Document segment:
Memorandum by the Association of Unit
Trusts and Investment Funds (AUTIF)
FSA's accountability to Parliament
and public needs to be strengthened.
Treasury Select Committee should
review FSA Annual Report and present findings to House of Commons
FSA should consult on all significant
policy initiatives, not just rule changes.
FSA should also hold public hearings
on important policy proposals.
FSA needs to promote a culture of
mutual trust between regulator and regulated. Discipline should
be the exception, not the norm.
Role of proposed Enforcement Committee
should be enshrined in Bill.
Bill should require FSA to delay
publicising disciplinary action against a firm until any parallel
investigations into the firm's employees have been completed.
Enforcement Committee should exercise
independent oversight of cost and timescale of disciplinary proceedings.
There is also a need for independent
scrutiny of the FSA's use of fines.
Both Enforcement Committee and Tribunal
should be able to award costs against FSA.
Statutory immunity of FSA staff from
civil suit should be removed.
Early publication of missing provisions
relating to collective investment schemes is essential.
1. The Association of Unit Trusts and Investment
Funds welcomes the opportunity to comment on the issues identified
by the Joint Committee. Our main concerns are set out below.
2. The FSA will be independent of both Government
and industry. Although accountable to the Treasury, the link is,
by design, very weak. There is thus an accountability deficit
which is best mitigated by increased, and statutory, openness
and consultation requirements.
3. The draft Bill gives the FSA extremely wide
ranging powers, especially in the area of enforcement and discipline.
Whilst these powers are designed to make the FSA an effective
regulator, it is essential that they are balanced by a robust
framework of accountability. We therefore welcome the recent announcement
by the Economic Secretary, Patricia Hewitt, of further measures
to strengthen the FSA's accountability.
4. However, the provisions of the draft Bill
largely focus on accountability to Treasury ministers. We believe
there is a pressing need to improve the FSA's accountability to
Parliament and the public. The best way to achieve Parliamentary
accountability would be to ask a Committee of the Houseprobably
the Treasury Select Committeeto review the FSA's Annual
Report, in order to assess how well the FSA is performing in meeting
its statutory objectives. The House of Commons should then have
an opportunity to debate the Committee's findings. We believe
that this would be a far more effective discipline on the FSA's
activities than the procedure currently envisaged by the Treasury,
whereby the FSA's Annual Report will simply be laid before Parliament
without debate. We are aware that the FSA will be required to
hold an annual public meeting, but we doubt whether this will
be as effective in maintaining accountability as a debate in the
House of Commons.

Exercise input:
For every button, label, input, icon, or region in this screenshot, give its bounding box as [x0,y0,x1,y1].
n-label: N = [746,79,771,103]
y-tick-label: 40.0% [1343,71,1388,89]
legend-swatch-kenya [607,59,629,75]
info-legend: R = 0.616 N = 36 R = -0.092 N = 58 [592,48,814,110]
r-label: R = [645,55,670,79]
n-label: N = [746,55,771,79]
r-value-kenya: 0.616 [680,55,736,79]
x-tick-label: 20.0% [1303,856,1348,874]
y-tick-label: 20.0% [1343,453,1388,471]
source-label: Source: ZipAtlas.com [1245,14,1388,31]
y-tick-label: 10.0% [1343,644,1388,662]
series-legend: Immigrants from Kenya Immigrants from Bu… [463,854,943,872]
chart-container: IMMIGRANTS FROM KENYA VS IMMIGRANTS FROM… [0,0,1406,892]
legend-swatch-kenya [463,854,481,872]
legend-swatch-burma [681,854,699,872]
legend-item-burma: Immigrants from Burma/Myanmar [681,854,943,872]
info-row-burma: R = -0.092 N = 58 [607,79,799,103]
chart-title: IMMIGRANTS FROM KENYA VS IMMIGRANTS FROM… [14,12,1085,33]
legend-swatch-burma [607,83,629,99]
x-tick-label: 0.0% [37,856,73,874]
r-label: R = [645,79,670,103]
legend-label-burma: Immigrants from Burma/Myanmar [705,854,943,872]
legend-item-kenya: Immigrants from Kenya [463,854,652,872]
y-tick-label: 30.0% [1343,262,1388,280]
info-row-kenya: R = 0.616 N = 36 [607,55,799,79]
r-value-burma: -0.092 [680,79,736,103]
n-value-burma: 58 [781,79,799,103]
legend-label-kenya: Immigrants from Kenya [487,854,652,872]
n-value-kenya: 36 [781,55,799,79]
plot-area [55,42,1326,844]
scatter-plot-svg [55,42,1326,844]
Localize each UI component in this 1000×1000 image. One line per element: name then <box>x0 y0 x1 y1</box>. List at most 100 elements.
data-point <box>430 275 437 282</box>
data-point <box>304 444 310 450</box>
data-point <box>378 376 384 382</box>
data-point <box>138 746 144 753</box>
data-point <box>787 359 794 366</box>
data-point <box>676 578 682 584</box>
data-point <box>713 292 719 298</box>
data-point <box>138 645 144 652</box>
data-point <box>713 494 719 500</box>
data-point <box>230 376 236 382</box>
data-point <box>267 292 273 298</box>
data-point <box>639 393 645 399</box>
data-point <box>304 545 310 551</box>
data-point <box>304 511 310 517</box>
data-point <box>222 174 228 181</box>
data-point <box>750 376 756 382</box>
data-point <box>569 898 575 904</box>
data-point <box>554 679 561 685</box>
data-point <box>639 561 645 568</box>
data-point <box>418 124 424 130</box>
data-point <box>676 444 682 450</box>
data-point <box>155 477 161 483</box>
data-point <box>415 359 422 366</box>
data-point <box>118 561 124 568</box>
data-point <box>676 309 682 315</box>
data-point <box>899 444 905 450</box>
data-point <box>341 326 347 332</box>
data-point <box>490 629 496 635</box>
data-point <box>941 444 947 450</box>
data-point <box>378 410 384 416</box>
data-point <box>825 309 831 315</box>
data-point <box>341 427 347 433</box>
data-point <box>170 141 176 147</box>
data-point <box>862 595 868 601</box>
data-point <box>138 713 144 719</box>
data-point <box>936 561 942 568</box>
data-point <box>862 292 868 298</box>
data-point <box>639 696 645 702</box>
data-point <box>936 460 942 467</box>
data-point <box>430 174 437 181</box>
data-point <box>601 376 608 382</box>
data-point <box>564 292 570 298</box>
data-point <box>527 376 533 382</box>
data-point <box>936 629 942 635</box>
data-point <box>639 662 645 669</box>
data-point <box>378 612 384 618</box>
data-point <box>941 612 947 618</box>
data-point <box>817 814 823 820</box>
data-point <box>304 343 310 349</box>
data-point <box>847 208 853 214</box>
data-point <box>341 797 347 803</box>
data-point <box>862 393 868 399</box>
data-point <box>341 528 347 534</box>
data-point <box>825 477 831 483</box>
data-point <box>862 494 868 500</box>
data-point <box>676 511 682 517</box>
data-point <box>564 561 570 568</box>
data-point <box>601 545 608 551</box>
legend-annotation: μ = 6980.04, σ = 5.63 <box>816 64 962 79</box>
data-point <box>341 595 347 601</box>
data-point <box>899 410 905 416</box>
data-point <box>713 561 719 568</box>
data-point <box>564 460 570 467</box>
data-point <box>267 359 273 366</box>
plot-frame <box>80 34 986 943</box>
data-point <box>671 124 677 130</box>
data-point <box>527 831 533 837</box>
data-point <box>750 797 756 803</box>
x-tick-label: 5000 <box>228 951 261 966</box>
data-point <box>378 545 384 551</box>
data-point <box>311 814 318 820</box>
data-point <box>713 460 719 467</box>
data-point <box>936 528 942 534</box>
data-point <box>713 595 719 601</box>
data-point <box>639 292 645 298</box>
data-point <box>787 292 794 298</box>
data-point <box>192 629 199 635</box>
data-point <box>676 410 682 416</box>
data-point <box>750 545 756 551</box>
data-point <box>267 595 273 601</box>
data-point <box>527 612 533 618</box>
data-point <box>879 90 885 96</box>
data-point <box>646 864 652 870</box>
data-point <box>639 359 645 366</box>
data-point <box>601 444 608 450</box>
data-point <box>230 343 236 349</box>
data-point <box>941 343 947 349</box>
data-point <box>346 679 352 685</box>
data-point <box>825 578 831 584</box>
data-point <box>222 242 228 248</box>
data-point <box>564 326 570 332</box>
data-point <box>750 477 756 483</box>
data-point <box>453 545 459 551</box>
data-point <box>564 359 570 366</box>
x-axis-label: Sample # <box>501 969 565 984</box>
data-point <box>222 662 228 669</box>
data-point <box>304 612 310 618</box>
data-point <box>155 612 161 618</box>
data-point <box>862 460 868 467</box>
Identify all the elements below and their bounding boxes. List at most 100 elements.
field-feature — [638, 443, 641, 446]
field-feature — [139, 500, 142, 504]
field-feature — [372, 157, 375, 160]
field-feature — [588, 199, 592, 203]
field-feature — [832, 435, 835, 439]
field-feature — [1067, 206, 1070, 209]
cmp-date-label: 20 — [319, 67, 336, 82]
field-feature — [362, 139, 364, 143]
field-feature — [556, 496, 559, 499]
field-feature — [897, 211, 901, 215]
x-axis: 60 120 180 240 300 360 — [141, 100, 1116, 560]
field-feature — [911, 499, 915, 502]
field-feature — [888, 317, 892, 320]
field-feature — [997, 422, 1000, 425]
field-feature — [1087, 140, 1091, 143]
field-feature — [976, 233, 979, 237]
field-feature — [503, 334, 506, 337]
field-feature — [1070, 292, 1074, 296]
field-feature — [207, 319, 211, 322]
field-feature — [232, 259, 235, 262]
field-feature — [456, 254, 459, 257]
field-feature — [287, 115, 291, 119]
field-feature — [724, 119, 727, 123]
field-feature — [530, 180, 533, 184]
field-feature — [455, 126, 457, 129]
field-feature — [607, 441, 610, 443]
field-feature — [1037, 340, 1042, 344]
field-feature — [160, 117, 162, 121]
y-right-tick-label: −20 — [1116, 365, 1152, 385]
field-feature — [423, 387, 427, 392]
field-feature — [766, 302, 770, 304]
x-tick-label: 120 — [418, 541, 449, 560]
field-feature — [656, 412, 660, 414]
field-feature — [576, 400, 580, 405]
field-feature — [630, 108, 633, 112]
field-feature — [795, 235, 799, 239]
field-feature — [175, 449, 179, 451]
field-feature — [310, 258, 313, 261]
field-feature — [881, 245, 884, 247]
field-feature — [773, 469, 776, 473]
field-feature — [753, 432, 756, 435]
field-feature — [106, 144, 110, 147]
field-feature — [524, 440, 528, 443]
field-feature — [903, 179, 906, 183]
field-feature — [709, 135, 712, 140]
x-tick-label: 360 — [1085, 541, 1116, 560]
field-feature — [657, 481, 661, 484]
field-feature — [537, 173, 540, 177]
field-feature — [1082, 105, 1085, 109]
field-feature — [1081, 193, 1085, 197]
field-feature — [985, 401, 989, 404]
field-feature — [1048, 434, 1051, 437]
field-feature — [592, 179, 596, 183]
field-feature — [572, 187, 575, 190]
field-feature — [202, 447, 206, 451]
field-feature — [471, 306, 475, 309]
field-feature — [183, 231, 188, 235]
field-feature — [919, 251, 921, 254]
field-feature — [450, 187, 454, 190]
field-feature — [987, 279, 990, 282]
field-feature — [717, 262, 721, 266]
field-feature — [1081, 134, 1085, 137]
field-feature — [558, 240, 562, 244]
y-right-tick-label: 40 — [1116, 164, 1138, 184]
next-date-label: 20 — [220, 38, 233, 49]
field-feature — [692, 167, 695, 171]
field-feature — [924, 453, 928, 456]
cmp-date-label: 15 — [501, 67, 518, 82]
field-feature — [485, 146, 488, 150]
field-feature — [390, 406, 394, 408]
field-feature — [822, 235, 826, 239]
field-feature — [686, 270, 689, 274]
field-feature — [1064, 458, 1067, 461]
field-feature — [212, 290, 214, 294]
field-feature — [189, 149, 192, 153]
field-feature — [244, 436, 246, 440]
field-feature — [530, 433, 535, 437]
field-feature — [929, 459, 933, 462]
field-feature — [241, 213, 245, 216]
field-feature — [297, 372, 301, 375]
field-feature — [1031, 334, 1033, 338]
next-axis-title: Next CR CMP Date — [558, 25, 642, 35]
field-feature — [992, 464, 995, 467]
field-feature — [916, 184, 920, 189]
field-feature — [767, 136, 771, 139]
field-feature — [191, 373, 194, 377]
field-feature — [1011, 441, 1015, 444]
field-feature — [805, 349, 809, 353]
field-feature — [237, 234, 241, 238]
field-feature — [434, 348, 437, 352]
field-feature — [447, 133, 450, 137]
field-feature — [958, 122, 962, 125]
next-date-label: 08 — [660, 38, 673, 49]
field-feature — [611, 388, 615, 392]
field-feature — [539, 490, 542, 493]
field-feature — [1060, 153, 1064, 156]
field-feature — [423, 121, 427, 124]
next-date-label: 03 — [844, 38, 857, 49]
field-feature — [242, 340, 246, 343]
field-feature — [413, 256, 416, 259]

Tasks to complete:
1/ Retype the rows, starting at the first row and ending at the row that contains "legend-item-burma: Immigrants from".
2/ Write the next passage of the memorandum on the FSA's accountability, picking up after its final sentence.
The memorandum and the rows are separate material.

Expected outputs:
1/
For every button, label, input, icon, or region in this screenshot, give its bounding box as [x0,y0,x1,y1].
n-label: N = [746,79,771,103]
y-tick-label: 40.0% [1343,71,1388,89]
legend-swatch-kenya [607,59,629,75]
info-legend: R = 0.616 N = 36 R = -0.092 N = 58 [592,48,814,110]
r-label: R = [645,55,670,79]
n-label: N = [746,55,771,79]
r-value-kenya: 0.616 [680,55,736,79]
x-tick-label: 20.0% [1303,856,1348,874]
y-tick-label: 20.0% [1343,453,1388,471]
source-label: Source: ZipAtlas.com [1245,14,1388,31]
y-tick-label: 10.0% [1343,644,1388,662]
series-legend: Immigrants from Kenya Immigrants from Bu… [463,854,943,872]
chart-container: IMMIGRANTS FROM KENYA VS IMMIGRANTS FROM… [0,0,1406,892]
legend-swatch-kenya [463,854,481,872]
legend-swatch-burma [681,854,699,872]
legend-item-burma: Immigrants from Burma/Myanmar [681,854,943,872]

2/
5. The draft Bill requires the FSA to carry
out public consultation whenever it proposes to change its rules.
We think that the Authority should also be required to consult
on all policy initiatives affecting one or more sections of the
regulated community, even where they do not involve rule changes.
This would be in line with the Inland Revenue's formal practice
of consulting "wherever it is practicable to do so".
6. It would also be desirable for the FSA to
publish a summary of responses to consultation, with individual
responses available for scrutiny, except where respondents specifically
7. Finally, we believe that the FSA should be
willing to learn from the practices of overseas regulators in
this area. It would improve the openness and transparency of the
policy making process if the FSA were to adopt the practice of
the US Federal Reserve and Securities and Exchanges Commission
of holding public hearings on important policy proposals. This
would have the incidental benefit of helping the FSA to raise
its public profile, and thus to meet its consumer education objective.
8. The draft Bill gives the FSA far reaching
powers of enforcement and discipline. It is clearly desirable
for the FSA to be able to deal swiftly and effectively with those
who breach regulatory obligations wilfully or recklessly. At the
same time, there is a perception that some of the FSA's constituent
organisationsnotably IMROhave sometimes exercised
their (more limited) powers in an oppressive manner. Enforcement
in the FSA is in the hands of the ex-IMRO team. This has naturally
given rise to a concern amongst industry and legal practitioners
that the FSA's enforcement regime should contain appropriate checks
and balances and adequately protect the rights of firms and individuals.
We believe it is important for these safeguards to be incorporated
in the Bill itself. In our view, the safeguards announced so far
do not go far enough.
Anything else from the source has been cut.